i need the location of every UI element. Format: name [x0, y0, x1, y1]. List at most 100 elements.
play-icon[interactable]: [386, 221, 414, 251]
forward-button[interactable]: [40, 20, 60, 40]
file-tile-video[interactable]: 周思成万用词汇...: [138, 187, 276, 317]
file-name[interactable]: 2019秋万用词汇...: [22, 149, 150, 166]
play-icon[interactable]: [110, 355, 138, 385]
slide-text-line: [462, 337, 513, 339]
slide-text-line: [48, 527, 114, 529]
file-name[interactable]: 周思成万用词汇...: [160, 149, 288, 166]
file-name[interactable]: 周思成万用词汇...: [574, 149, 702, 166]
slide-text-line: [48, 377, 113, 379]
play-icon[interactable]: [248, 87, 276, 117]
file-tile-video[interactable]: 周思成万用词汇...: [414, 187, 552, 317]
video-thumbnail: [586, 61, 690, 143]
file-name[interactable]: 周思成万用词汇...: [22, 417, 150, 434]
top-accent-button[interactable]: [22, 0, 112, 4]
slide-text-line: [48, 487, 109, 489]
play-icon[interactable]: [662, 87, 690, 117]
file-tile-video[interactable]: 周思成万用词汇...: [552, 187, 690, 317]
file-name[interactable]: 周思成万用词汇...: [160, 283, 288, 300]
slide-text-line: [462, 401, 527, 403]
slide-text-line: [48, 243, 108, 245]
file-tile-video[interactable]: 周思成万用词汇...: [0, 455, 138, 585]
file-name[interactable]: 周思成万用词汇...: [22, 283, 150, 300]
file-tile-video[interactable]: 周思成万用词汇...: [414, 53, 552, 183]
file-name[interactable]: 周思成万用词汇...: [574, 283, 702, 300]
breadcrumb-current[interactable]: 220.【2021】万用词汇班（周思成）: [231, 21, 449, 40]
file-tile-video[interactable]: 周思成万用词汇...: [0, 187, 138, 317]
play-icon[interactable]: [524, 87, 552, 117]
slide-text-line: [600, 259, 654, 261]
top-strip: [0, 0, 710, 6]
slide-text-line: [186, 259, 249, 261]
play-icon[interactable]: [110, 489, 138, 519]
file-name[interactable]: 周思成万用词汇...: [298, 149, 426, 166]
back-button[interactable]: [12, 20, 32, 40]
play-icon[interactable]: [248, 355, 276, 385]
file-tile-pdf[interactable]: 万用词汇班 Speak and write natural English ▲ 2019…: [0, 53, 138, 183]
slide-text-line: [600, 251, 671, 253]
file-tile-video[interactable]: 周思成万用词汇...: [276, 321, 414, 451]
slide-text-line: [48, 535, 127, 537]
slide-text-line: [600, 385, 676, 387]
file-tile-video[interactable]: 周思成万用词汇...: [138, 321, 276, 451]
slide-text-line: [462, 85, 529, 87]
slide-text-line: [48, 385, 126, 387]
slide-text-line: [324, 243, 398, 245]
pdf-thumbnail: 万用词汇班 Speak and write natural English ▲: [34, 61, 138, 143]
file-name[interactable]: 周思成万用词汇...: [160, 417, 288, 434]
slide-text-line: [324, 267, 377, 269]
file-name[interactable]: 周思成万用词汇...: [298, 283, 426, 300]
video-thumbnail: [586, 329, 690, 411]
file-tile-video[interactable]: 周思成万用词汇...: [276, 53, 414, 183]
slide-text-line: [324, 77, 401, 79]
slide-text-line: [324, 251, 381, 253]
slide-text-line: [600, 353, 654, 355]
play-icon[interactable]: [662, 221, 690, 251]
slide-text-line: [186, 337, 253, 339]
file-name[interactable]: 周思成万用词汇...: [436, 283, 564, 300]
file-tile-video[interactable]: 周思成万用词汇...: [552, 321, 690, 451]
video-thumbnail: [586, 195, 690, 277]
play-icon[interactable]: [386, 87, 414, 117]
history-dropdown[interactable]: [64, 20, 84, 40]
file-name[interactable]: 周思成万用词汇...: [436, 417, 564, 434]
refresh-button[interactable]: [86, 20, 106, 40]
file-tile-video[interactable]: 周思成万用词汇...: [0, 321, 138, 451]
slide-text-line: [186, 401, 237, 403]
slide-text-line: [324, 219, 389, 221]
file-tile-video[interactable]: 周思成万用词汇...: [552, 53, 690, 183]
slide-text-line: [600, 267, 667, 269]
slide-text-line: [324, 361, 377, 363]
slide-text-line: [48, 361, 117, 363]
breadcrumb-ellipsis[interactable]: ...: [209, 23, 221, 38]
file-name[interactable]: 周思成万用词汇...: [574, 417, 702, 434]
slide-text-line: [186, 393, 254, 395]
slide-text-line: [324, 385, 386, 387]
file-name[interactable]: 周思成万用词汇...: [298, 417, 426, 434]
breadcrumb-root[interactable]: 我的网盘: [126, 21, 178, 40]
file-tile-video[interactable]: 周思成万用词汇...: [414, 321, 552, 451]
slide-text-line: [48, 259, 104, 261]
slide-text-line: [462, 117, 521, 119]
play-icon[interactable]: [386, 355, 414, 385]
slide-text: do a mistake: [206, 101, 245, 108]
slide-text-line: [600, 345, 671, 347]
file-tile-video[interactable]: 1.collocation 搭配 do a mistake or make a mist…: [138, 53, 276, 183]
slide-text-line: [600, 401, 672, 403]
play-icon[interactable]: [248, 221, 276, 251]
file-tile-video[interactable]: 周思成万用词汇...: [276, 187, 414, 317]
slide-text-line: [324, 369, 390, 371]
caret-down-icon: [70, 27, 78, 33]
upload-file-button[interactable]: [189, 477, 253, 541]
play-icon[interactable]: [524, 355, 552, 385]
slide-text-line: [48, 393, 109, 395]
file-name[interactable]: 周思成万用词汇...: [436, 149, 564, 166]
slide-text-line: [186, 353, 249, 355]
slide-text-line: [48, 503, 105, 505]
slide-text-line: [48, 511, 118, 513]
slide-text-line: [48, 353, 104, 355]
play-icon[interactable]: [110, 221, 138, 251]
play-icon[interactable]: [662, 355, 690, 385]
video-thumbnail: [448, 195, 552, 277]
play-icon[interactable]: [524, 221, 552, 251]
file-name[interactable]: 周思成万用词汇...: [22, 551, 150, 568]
============
TASK DESCRIPTION: Set out every line of the material above as a numbered list, leaving out any blank lines.

EXERCISE RESULT:
1. i need the location of every UI element. Format: name [x0, y0, x1, y1]. List at most 100 elements.
2. play-icon[interactable]: [386, 221, 414, 251]
3. forward-button[interactable]: [40, 20, 60, 40]
4. file-tile-video[interactable]: 周思成万用词汇...: [138, 187, 276, 317]
5. file-name[interactable]: 2019秋万用词汇...: [22, 149, 150, 166]
6. play-icon[interactable]: [110, 355, 138, 385]
7. slide-text-line: [462, 337, 513, 339]
8. slide-text-line: [48, 527, 114, 529]
9. file-name[interactable]: 周思成万用词汇...: [160, 149, 288, 166]
10. file-name[interactable]: 周思成万用词汇...: [574, 149, 702, 166]
11. slide-text-line: [48, 377, 113, 379]
12. play-icon[interactable]: [248, 87, 276, 117]
13. file-tile-video[interactable]: 周思成万用词汇...: [414, 187, 552, 317]
14. video-thumbnail: [586, 61, 690, 143]
15. file-name[interactable]: 周思成万用词汇...: [22, 417, 150, 434]
16. top-accent-button[interactable]: [22, 0, 112, 4]
17. slide-text-line: [48, 487, 109, 489]
18. play-icon[interactable]: [662, 87, 690, 117]
19. file-tile-video[interactable]: 周思成万用词汇...: [552, 187, 690, 317]
20. file-name[interactable]: 周思成万用词汇...: [160, 283, 288, 300]
21. slide-text-line: [462, 401, 527, 403]
22. slide-text-line: [48, 243, 108, 245]
23. file-tile-video[interactable]: 周思成万用词汇...: [0, 455, 138, 585]
24. file-name[interactable]: 周思成万用词汇...: [22, 283, 150, 300]
25. file-tile-video[interactable]: 周思成万用词汇...: [414, 53, 552, 183]
26. file-name[interactable]: 周思成万用词汇...: [574, 283, 702, 300]
27. breadcrumb-current[interactable]: 220.【2021】万用词汇班（周思成）: [231, 21, 449, 40]
28. file-tile-video[interactable]: 周思成万用词汇...: [0, 187, 138, 317]
29. play-icon[interactable]: [524, 87, 552, 117]
30. slide-text-line: [600, 259, 654, 261]
31. top-strip: [0, 0, 710, 6]
32. slide-text-line: [186, 259, 249, 261]
33. play-icon[interactable]: [110, 489, 138, 519]
34. file-name[interactable]: 周思成万用词汇...: [298, 149, 426, 166]
35. back-button[interactable]: [12, 20, 32, 40]
36. play-icon[interactable]: [248, 355, 276, 385]
37. file-tile-pdf[interactable]: 万用词汇班 Speak and write natural English ▲ 2019…: [0, 53, 138, 183]
38. slide-text-line: [600, 251, 671, 253]
39. file-tile-video[interactable]: 周思成万用词汇...: [276, 321, 414, 451]
40. slide-text-line: [48, 535, 127, 537]
41. slide-text-line: [600, 385, 676, 387]
42. file-tile-video[interactable]: 周思成万用词汇...: [138, 321, 276, 451]
43. slide-text-line: [462, 85, 529, 87]
44. slide-text-line: [48, 385, 126, 387]
45. slide-text-line: [324, 243, 398, 245]
46. pdf-thumbnail: 万用词汇班 Speak and write natural English ▲: [34, 61, 138, 143]
47. file-name[interactable]: 周思成万用词汇...: [160, 417, 288, 434]
48. slide-text-line: [324, 267, 377, 269]
49. file-name[interactable]: 周思成万用词汇...: [298, 283, 426, 300]
50. video-thumbnail: [586, 329, 690, 411]
51. file-tile-video[interactable]: 周思成万用词汇...: [276, 53, 414, 183]
52. slide-text-line: [324, 77, 401, 79]
53. slide-text-line: [324, 251, 381, 253]
54. slide-text-line: [600, 353, 654, 355]
55. play-icon[interactable]: [662, 221, 690, 251]
56. slide-text-line: [186, 337, 253, 339]
57. file-name[interactable]: 周思成万用词汇...: [436, 283, 564, 300]
58. file-tile-video[interactable]: 周思成万用词汇...: [552, 321, 690, 451]
59. video-thumbnail: [586, 195, 690, 277]
60. play-icon[interactable]: [386, 87, 414, 117]
61. history-dropdown[interactable]: [64, 20, 84, 40]
62. file-name[interactable]: 周思成万用词汇...: [436, 417, 564, 434]
63. refresh-button[interactable]: [86, 20, 106, 40]
64. file-tile-video[interactable]: 周思成万用词汇...: [0, 321, 138, 451]
65. slide-text-line: [186, 401, 237, 403]
66. slide-text-line: [324, 219, 389, 221]
67. file-tile-video[interactable]: 周思成万用词汇...: [552, 53, 690, 183]
68. slide-text-line: [600, 267, 667, 269]
69. slide-text-line: [324, 361, 377, 363]
70. slide-text-line: [48, 361, 117, 363]
71. breadcrumb-ellipsis[interactable]: ...: [209, 23, 221, 38]
72. file-name[interactable]: 周思成万用词汇...: [574, 417, 702, 434]
73. slide-text-line: [186, 393, 254, 395]
74. slide-text-line: [324, 385, 386, 387]
75. file-name[interactable]: 周思成万用词汇...: [298, 417, 426, 434]
76. breadcrumb-root[interactable]: 我的网盘: [126, 21, 178, 40]
77. file-tile-video[interactable]: 周思成万用词汇...: [414, 321, 552, 451]
78. slide-text-line: [48, 259, 104, 261]
79. slide-text-line: [462, 117, 521, 119]
80. play-icon[interactable]: [386, 355, 414, 385]
81. slide-text: do a mistake: [206, 101, 245, 108]
82. slide-text-line: [600, 345, 671, 347]
83. file-tile-video[interactable]: 1.collocation 搭配 do a mistake or make a mist…: [138, 53, 276, 183]
84. slide-text-line: [600, 401, 672, 403]
85. play-icon[interactable]: [248, 221, 276, 251]
86. file-tile-video[interactable]: 周思成万用词汇...: [276, 187, 414, 317]
87. slide-text-line: [324, 369, 390, 371]
88. caret-down-icon: [70, 27, 78, 33]
89. upload-file-button[interactable]: [189, 477, 253, 541]
90. play-icon[interactable]: [524, 355, 552, 385]
91. slide-text-line: [48, 393, 109, 395]
92. file-name[interactable]: 周思成万用词汇...: [436, 149, 564, 166]
93. slide-text-line: [186, 353, 249, 355]
94. slide-text-line: [48, 503, 105, 505]
95. slide-text-line: [48, 511, 118, 513]
96. slide-text-line: [48, 353, 104, 355]
97. play-icon[interactable]: [110, 221, 138, 251]
98. play-icon[interactable]: [662, 355, 690, 385]
99. video-thumbnail: [448, 195, 552, 277]
100. play-icon[interactable]: [524, 221, 552, 251]
101. file-name[interactable]: 周思成万用词汇...: [22, 551, 150, 568]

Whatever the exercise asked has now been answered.